=== EXTRACTED RECORDS ===
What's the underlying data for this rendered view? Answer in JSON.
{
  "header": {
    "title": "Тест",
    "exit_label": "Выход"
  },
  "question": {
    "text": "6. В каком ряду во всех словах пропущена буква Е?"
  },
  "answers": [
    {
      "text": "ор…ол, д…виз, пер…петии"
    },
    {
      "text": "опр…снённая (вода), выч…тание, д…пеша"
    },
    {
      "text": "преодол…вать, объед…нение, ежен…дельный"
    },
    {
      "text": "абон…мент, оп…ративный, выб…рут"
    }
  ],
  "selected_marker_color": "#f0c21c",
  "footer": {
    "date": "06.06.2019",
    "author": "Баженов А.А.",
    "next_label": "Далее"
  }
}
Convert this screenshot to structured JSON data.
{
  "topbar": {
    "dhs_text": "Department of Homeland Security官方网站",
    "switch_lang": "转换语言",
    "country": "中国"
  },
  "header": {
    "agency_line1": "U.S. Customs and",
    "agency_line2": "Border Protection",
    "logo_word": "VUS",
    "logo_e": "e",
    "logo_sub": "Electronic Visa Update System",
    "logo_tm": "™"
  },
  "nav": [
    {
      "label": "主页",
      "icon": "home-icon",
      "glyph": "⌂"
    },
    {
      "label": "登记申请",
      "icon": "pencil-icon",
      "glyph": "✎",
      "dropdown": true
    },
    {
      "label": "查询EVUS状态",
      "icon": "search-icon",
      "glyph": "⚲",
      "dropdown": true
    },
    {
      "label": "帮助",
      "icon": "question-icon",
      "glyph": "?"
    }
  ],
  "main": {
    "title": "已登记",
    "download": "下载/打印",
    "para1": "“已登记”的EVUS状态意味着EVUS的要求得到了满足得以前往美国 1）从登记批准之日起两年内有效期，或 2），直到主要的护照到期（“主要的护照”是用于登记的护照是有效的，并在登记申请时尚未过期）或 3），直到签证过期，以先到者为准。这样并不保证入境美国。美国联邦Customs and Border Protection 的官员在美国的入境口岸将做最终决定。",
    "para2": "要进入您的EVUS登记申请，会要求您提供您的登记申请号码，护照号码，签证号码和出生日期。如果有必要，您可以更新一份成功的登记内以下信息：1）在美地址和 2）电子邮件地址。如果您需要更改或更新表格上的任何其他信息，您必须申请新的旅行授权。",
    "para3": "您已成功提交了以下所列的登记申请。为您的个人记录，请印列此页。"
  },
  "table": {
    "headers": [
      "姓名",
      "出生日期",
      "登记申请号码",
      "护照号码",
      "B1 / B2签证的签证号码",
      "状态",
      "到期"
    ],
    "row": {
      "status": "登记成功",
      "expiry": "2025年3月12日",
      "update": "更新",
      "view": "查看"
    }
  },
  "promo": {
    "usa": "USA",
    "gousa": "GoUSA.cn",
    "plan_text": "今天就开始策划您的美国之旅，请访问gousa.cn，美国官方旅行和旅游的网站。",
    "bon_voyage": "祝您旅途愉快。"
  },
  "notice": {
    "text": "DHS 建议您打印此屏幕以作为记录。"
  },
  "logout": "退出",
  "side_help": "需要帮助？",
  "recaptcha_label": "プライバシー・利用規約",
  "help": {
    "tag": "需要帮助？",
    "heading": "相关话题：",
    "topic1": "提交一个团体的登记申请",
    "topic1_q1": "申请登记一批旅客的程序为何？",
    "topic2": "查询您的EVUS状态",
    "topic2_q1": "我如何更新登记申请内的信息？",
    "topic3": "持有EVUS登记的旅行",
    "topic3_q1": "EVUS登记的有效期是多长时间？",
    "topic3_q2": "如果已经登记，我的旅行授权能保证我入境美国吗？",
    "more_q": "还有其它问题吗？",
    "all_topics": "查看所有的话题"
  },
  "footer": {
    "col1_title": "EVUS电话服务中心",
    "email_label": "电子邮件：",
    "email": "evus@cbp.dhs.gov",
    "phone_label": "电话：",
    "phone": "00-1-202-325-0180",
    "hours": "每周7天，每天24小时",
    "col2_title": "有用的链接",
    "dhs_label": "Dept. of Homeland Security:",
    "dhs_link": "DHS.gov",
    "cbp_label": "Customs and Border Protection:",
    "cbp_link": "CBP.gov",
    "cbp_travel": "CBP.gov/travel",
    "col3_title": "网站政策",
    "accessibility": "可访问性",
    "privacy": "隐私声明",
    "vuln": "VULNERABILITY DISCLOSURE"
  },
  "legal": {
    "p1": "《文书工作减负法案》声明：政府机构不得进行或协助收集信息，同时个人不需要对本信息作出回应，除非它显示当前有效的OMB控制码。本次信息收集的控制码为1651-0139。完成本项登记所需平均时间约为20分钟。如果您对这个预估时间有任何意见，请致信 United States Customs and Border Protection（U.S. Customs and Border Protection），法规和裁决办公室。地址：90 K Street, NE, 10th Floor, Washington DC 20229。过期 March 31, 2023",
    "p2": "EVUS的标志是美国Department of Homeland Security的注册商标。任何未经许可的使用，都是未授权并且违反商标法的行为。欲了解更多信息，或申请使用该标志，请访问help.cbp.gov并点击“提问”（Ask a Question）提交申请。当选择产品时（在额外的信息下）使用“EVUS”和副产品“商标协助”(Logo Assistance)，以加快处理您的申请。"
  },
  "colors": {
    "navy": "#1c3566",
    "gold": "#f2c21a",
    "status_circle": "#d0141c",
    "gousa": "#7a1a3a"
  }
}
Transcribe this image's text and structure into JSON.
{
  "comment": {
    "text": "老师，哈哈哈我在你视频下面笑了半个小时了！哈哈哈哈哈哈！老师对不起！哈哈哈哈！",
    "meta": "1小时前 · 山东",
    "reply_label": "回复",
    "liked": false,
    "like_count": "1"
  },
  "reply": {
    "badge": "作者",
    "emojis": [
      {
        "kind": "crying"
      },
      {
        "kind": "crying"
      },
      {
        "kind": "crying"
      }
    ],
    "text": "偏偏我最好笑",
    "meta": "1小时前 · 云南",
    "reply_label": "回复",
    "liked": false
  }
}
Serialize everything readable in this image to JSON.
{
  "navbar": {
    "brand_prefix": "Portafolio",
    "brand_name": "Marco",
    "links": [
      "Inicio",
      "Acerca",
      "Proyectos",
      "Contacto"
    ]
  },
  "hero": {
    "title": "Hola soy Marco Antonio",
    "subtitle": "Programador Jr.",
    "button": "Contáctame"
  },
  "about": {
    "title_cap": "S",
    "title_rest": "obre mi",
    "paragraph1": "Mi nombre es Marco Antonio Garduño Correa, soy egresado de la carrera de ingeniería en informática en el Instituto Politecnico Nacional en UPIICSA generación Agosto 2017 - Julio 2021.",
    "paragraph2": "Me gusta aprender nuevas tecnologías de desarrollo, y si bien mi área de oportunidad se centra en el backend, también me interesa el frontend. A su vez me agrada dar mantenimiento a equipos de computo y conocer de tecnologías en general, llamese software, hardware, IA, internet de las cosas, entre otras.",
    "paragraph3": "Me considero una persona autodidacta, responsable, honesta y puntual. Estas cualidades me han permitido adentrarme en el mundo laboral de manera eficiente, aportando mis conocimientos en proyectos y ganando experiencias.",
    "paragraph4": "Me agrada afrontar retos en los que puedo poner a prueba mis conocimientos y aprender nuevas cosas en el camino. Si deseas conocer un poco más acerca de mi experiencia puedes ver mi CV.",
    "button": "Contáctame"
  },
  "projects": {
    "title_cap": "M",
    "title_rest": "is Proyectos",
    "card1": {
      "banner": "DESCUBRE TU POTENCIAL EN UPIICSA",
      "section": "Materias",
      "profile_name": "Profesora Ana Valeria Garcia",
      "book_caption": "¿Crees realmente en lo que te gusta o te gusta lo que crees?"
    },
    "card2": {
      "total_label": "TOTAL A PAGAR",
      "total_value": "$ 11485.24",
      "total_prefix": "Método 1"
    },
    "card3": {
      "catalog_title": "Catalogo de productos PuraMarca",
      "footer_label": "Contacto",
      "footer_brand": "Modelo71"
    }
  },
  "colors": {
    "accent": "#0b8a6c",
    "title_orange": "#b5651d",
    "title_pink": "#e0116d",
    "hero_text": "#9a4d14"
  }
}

=== EXERCISE DIRECTIONS ===
Gather up, from the records above, each line where the word "this" appears.

=== SOLUTION ===
What's the underlying data for this rendered view? Answer in JSON.
Convert this screenshot to structured JSON data.
Transcribe this image's text and structure into JSON.
Serialize everything readable in this image to JSON.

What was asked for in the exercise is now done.